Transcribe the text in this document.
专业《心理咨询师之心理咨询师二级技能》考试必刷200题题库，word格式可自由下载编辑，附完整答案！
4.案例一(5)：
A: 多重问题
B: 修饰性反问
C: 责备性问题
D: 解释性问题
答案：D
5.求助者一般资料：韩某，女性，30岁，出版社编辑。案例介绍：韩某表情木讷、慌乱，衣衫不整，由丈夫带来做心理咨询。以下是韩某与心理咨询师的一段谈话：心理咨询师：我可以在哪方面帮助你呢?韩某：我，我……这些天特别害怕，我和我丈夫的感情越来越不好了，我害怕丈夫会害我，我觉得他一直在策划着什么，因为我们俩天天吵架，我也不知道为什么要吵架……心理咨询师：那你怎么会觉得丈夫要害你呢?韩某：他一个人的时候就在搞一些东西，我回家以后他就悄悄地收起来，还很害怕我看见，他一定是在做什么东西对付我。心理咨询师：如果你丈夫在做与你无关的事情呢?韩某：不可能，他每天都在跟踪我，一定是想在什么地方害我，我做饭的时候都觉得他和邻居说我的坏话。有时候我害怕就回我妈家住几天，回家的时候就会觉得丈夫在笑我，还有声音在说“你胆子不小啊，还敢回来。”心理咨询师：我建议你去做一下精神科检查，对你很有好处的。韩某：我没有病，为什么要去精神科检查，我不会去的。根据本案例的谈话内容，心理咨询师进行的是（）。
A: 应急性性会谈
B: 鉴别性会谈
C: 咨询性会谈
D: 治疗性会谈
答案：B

- _WRITTEN INSTRUCTION_
Each line of the listing above should be output exactly.

- _WRITTEN SOLUTION_
Transcribe the text in this document.
专业《心理咨询师之心理咨询师二级技能》考试必刷200题题库，word格式可自由下载编辑，附完整答案！
4.案例一(5)：
A: 多重问题
B: 修饰性反问
C: 责备性问题
D: 解释性问题
答案：D
5.求助者一般资料：韩某，女性，30岁，出版社编辑。案例介绍：韩某表情木讷、慌乱，衣衫不整，由丈夫带来做心理咨询。以下是韩某与心理咨询师的一段谈话：心理咨询师：我可以在哪方面帮助你呢?韩某：我，我……这些天特别害怕，我和我丈夫的感情越来越不好了，我害怕丈夫会害我，我觉得他一直在策划着什么，因为我们俩天天吵架，我也不知道为什么要吵架……心理咨询师：那你怎么会觉得丈夫要害你呢?韩某：他一个人的时候就在搞一些东西，我回家以后他就悄悄地收起来，还很害怕我看见，他一定是在做什么东西对付我。心理咨询师：如果你丈夫在做与你无关的事情呢?韩某：不可能，他每天都在跟踪我，一定是想在什么地方害我，我做饭的时候都觉得他和邻居说我的坏话。有时候我害怕就回我妈家住几天，回家的时候就会觉得丈夫在笑我，还有声音在说“你胆子不小啊，还敢回来。”心理咨询师：我建议你去做一下精神科检查，对你很有好处的。韩某：我没有病，为什么要去精神科检查，我不会去的。根据本案例的谈话内容，心理咨询师进行的是（）。
A: 应急性性会谈
B: 鉴别性会谈
C: 咨询性会谈
D: 治疗性会谈
答案：B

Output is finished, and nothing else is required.